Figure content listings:
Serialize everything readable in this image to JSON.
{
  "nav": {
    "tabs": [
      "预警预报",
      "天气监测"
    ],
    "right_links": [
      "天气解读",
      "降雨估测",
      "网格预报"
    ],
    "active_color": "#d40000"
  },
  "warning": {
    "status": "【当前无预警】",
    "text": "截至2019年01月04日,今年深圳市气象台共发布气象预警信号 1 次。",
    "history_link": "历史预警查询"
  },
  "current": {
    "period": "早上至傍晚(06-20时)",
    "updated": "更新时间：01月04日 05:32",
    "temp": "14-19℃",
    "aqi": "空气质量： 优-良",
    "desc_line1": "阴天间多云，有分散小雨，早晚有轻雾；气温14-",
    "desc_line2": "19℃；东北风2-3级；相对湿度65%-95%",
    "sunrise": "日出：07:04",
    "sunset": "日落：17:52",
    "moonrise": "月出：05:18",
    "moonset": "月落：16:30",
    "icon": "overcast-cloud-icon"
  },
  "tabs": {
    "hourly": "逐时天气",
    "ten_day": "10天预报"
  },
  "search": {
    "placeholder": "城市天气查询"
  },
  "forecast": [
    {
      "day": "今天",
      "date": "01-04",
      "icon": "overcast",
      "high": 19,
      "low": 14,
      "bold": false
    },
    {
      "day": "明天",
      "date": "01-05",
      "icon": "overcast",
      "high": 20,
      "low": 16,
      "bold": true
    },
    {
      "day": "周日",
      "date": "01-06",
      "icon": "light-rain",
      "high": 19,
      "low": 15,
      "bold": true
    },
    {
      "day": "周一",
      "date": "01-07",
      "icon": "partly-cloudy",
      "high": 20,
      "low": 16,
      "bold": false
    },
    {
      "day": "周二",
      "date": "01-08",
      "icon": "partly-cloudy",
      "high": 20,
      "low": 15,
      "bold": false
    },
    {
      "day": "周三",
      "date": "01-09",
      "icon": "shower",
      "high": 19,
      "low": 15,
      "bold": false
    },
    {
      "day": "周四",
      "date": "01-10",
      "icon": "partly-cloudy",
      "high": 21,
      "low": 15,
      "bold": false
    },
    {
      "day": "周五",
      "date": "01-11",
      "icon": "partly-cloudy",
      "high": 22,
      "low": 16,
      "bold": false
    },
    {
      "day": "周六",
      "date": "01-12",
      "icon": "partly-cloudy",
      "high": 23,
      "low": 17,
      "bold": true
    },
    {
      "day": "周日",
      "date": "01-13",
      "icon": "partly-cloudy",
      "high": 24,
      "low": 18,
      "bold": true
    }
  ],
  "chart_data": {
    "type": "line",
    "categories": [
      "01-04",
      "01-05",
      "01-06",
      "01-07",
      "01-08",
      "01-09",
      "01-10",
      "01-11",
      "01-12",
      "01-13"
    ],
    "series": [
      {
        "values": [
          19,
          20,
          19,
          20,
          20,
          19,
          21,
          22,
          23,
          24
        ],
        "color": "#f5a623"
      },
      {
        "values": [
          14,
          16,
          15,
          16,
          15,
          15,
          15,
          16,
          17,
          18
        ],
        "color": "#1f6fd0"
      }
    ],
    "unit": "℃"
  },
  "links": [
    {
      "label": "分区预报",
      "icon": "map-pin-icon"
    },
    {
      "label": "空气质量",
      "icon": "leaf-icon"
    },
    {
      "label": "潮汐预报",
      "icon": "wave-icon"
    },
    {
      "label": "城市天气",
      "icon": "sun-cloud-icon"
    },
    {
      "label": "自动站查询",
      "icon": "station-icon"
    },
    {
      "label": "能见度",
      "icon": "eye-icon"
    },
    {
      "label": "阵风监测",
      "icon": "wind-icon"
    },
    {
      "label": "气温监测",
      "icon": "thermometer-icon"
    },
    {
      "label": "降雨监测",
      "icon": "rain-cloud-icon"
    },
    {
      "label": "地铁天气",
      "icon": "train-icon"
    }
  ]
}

> [Short exercise]:
Quote the listing in full, please, keeping every line exact.

> [Answer to this problem]:
Serialize everything readable in this image to JSON.
{
  "nav": {
    "tabs": [
      "预警预报",
      "天气监测"
    ],
    "right_links": [
      "天气解读",
      "降雨估测",
      "网格预报"
    ],
    "active_color": "#d40000"
  },
  "warning": {
    "status": "【当前无预警】",
    "text": "截至2019年01月04日,今年深圳市气象台共发布气象预警信号 1 次。",
    "history_link": "历史预警查询"
  },
  "current": {
    "period": "早上至傍晚(06-20时)",
    "updated": "更新时间：01月04日 05:32",
    "temp": "14-19℃",
    "aqi": "空气质量： 优-良",
    "desc_line1": "阴天间多云，有分散小雨，早晚有轻雾；气温14-",
    "desc_line2": "19℃；东北风2-3级；相对湿度65%-95%",
    "sunrise": "日出：07:04",
    "sunset": "日落：17:52",
    "moonrise": "月出：05:18",
    "moonset": "月落：16:30",
    "icon": "overcast-cloud-icon"
  },
  "tabs": {
    "hourly": "逐时天气",
    "ten_day": "10天预报"
  },
  "search": {
    "placeholder": "城市天气查询"
  },
  "forecast": [
    {
      "day": "今天",
      "date": "01-04",
      "icon": "overcast",
      "high": 19,
      "low": 14,
      "bold": false
    },
    {
      "day": "明天",
      "date": "01-05",
      "icon": "overcast",
      "high": 20,
      "low": 16,
      "bold": true
    },
    {
      "day": "周日",
      "date": "01-06",
      "icon": "light-rain",
      "high": 19,
      "low": 15,
      "bold": true
    },
    {
      "day": "周一",
      "date": "01-07",
      "icon": "partly-cloudy",
      "high": 20,
      "low": 16,
      "bold": false
    },
    {
      "day": "周二",
      "date": "01-08",
      "icon": "partly-cloudy",
      "high": 20,
      "low": 15,
      "bold": false
    },
    {
      "day": "周三",
      "date": "01-09",
      "icon": "shower",
      "high": 19,
      "low": 15,
      "bold": false
    },
    {
      "day": "周四",
      "date": "01-10",
      "icon": "partly-cloudy",
      "high": 21,
      "low": 15,
      "bold": false
    },
    {
      "day": "周五",
      "date": "01-11",
      "icon": "partly-cloudy",
      "high": 22,
      "low": 16,
      "bold": false
    },
    {
      "day": "周六",
      "date": "01-12",
      "icon": "partly-cloudy",
      "high": 23,
      "low": 17,
      "bold": true
    },
    {
      "day": "周日",
      "date": "01-13",
      "icon": "partly-cloudy",
      "high": 24,
      "low": 18,
      "bold": true
    }
  ],
  "chart_data": {
    "type": "line",
    "categories": [
      "01-04",
      "01-05",
      "01-06",
      "01-07",
      "01-08",
      "01-09",
      "01-10",
      "01-11",
      "01-12",
      "01-13"
    ],
    "series": [
      {
        "values": [
          19,
          20,
          19,
          20,
          20,
          19,
          21,
          22,
          23,
          24
        ],
        "color": "#f5a623"
      },
      {
        "values": [
          14,
          16,
          15,
          16,
          15,
          15,
          15,
          16,
          17,
          18
        ],
        "color": "#1f6fd0"
      }
    ],
    "unit": "℃"
  },
  "links": [
    {
      "label": "分区预报",
      "icon": "map-pin-icon"
    },
    {
      "label": "空气质量",
      "icon": "leaf-icon"
    },
    {
      "label": "潮汐预报",
      "icon": "wave-icon"
    },
    {
      "label": "城市天气",
      "icon": "sun-cloud-icon"
    },
    {
      "label": "自动站查询",
      "icon": "station-icon"
    },
    {
      "label": "能见度",
      "icon": "eye-icon"
    },
    {
      "label": "阵风监测",
      "icon": "wind-icon"
    },
    {
      "label": "气温监测",
      "icon": "thermometer-icon"
    },
    {
      "label": "降雨监测",
      "icon": "rain-cloud-icon"
    },
    {
      "label": "地铁天气",
      "icon": "train-icon"
    }
  ]
}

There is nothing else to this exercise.